# ENTRIES SUPPLIED
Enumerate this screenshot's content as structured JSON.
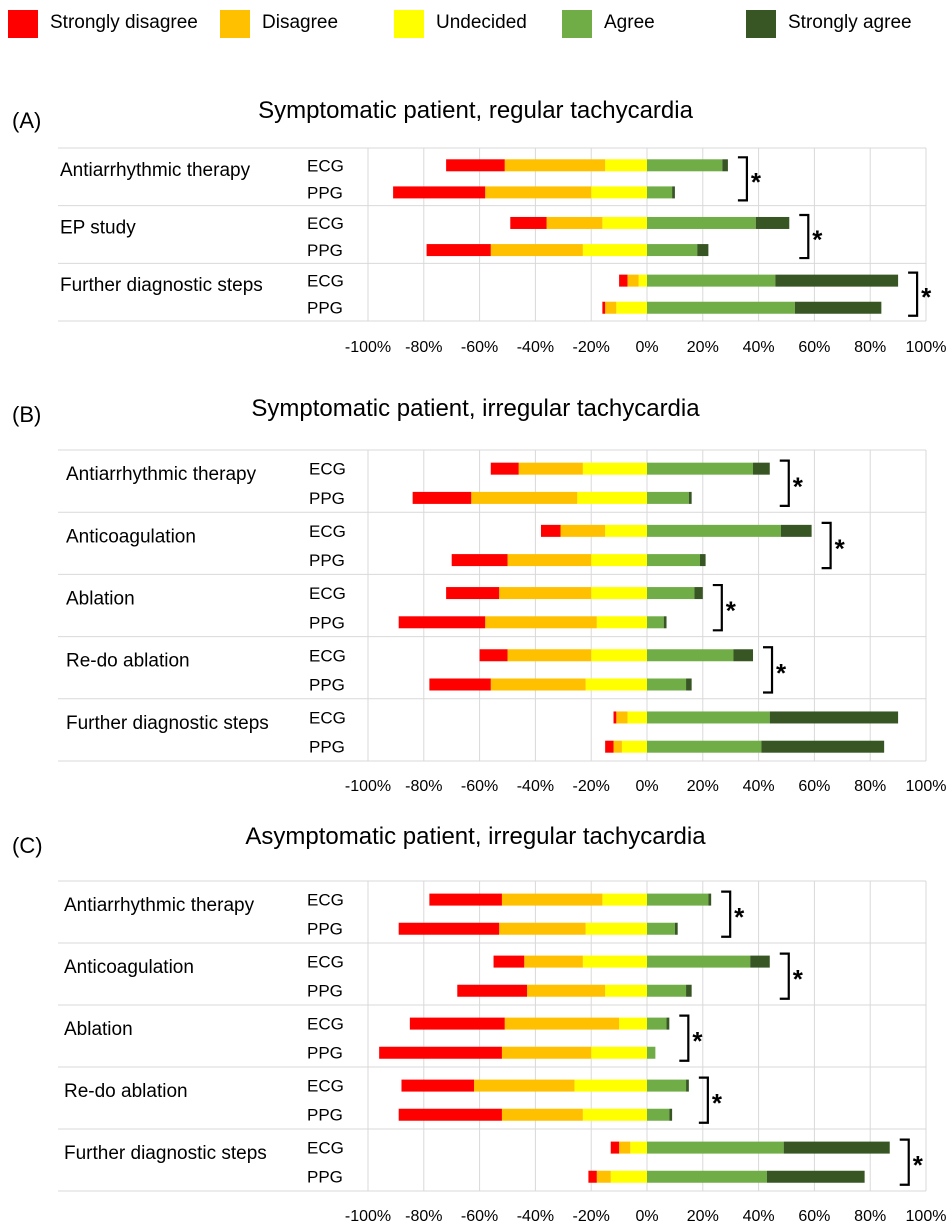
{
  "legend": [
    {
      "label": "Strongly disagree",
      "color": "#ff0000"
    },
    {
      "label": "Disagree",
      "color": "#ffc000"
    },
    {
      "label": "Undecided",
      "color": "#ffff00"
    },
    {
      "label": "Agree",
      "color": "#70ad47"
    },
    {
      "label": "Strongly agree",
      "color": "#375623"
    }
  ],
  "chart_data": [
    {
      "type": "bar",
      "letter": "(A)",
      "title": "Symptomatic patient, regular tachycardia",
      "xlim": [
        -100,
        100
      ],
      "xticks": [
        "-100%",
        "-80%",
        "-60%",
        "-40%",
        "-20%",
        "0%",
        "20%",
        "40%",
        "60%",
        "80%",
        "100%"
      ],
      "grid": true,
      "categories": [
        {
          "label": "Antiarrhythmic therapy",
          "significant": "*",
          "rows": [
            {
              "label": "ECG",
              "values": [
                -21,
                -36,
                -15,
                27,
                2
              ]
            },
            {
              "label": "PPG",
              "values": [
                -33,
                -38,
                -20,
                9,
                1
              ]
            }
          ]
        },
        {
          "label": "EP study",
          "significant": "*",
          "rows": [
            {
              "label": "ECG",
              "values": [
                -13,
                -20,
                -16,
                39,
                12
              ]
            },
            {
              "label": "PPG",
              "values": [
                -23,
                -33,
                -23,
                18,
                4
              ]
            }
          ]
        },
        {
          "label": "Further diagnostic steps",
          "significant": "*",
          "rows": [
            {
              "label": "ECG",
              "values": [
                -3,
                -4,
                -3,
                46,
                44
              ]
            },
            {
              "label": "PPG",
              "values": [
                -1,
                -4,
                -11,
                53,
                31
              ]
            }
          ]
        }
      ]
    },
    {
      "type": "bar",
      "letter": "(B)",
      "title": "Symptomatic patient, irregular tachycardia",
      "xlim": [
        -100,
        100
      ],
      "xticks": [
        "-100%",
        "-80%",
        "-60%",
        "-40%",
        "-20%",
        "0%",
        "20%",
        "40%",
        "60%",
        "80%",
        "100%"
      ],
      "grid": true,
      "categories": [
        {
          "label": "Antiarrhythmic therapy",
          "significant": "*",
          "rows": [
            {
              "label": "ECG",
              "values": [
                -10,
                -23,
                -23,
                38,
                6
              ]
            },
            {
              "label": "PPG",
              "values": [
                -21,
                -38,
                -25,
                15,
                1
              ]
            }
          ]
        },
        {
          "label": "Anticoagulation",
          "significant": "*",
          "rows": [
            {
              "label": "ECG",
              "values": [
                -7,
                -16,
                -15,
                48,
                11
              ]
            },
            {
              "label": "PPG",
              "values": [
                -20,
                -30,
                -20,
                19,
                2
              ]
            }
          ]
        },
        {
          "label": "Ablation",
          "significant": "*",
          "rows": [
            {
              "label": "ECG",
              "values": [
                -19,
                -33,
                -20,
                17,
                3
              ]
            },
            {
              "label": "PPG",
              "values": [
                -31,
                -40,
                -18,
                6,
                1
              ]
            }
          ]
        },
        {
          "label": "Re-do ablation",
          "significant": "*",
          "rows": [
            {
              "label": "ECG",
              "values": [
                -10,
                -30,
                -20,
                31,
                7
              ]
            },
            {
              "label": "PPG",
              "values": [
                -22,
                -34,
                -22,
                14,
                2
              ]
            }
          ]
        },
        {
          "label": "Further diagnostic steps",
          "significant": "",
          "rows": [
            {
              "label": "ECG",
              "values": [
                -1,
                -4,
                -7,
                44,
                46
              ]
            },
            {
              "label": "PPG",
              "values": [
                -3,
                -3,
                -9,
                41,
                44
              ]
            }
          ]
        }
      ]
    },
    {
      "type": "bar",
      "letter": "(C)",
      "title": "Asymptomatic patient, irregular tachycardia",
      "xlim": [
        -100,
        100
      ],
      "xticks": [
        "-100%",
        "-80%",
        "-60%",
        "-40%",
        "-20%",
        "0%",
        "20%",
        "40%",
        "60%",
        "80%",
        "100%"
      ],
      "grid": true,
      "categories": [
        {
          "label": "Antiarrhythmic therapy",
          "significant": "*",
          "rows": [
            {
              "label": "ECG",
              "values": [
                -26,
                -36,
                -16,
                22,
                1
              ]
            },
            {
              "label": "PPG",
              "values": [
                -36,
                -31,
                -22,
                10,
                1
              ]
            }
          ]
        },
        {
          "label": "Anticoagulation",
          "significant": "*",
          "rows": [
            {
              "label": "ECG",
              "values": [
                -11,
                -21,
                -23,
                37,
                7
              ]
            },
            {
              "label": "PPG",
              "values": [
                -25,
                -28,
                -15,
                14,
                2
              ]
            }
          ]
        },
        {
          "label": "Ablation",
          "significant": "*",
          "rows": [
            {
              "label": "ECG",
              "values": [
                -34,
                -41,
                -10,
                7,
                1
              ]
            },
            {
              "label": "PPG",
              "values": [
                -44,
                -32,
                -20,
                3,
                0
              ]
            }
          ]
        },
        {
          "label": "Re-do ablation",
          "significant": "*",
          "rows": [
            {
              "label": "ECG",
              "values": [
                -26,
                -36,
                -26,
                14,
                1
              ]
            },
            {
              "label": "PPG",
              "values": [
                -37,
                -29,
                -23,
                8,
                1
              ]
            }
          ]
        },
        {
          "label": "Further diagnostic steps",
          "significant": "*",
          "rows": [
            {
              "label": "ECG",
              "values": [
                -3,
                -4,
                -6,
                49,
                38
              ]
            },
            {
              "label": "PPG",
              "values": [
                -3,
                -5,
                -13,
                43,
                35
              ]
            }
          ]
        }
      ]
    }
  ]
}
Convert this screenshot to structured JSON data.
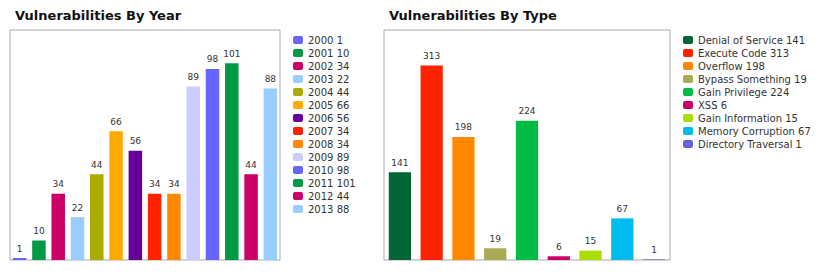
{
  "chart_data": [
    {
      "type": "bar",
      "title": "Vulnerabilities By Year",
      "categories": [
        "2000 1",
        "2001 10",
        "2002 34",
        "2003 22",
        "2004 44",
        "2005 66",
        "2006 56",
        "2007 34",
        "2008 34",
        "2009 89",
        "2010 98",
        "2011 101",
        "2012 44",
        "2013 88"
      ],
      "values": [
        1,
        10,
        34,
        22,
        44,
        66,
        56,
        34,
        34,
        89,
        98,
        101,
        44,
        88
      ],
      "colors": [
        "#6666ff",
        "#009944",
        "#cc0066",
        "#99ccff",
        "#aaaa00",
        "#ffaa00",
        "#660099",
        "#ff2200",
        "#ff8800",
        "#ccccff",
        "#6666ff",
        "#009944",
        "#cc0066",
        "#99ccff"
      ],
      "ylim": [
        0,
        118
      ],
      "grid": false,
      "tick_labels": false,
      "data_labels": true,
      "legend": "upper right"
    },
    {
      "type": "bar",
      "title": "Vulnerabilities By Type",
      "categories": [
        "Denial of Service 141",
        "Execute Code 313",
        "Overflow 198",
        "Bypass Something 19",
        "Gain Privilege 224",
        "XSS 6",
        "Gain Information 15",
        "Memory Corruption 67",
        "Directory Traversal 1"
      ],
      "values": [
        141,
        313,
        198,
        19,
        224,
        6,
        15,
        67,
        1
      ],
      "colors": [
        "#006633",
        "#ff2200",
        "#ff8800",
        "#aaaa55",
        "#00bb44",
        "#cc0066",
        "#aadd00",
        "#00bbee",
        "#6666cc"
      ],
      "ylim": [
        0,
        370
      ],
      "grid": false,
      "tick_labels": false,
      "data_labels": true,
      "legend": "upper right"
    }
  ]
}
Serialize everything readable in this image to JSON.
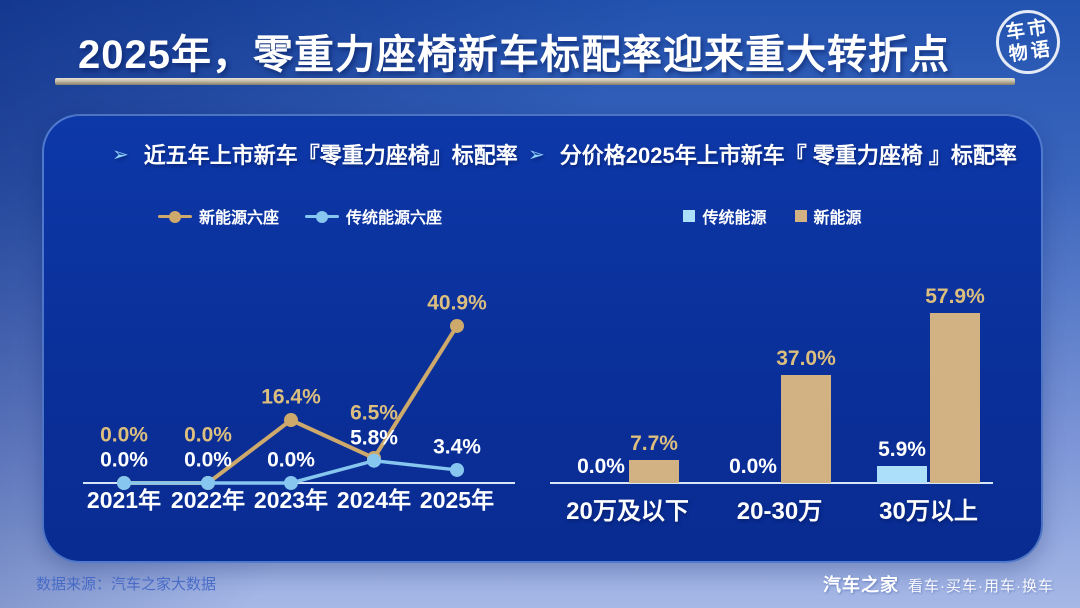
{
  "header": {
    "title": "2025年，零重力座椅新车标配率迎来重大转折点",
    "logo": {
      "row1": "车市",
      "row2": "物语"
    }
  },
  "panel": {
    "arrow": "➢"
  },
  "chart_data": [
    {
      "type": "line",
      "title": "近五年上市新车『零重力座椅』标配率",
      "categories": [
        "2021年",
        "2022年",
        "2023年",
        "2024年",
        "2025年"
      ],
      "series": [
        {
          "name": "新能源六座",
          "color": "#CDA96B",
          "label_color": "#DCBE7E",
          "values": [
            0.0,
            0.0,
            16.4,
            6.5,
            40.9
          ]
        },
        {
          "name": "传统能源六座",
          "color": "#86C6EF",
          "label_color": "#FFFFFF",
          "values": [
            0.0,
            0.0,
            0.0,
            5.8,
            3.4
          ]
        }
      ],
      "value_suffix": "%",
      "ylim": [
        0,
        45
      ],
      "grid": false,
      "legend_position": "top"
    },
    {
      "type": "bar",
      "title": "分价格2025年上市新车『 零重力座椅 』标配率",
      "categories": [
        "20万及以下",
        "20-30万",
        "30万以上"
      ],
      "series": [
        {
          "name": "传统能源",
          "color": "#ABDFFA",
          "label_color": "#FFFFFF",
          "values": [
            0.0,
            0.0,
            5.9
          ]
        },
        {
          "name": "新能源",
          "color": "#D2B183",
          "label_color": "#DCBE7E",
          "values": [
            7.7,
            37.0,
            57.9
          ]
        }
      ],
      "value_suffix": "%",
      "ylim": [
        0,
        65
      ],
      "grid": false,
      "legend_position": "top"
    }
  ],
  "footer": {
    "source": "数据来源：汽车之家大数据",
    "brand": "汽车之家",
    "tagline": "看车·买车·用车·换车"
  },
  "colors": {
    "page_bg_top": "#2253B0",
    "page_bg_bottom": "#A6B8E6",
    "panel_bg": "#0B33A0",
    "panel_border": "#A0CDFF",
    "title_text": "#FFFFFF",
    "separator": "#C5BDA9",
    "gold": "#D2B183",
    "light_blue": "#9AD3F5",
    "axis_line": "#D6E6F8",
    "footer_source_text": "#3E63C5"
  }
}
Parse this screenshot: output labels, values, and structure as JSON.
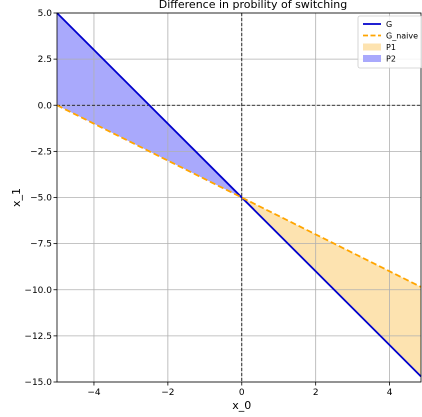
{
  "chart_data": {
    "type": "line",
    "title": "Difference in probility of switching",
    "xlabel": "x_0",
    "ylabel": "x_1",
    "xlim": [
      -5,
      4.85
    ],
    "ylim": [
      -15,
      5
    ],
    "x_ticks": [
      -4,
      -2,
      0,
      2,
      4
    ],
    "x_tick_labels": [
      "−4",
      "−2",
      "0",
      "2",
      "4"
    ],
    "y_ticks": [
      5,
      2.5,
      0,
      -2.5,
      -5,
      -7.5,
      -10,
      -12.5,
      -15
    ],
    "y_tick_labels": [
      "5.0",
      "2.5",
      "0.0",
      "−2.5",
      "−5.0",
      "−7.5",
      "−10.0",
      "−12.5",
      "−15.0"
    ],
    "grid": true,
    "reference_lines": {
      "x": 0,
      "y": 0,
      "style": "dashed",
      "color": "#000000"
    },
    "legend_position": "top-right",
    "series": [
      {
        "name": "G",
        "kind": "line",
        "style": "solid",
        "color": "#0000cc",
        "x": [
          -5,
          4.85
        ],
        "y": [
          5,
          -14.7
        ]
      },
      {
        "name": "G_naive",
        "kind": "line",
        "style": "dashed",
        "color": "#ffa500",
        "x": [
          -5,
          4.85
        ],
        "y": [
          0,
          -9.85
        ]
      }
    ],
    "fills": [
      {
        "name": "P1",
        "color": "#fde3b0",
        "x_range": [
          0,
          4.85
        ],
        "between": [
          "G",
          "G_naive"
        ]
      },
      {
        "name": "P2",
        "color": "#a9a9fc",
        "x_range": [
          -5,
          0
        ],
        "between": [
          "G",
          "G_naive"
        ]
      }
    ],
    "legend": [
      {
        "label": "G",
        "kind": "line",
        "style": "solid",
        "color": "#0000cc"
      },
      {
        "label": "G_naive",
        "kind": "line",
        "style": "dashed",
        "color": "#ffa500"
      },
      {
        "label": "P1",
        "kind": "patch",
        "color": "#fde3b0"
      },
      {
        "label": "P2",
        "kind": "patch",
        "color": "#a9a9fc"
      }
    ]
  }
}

# JOB
Select and copy every line of the material that holds the string "this".

# EXERCISE RESPONSE
Enumerate this screenshot's content as structured JSON.
Convert this screenshot to structured JSON data.
Serialize everything readable in this image to JSON.
Parse this screenshot: output labels, values, and structure as JSON.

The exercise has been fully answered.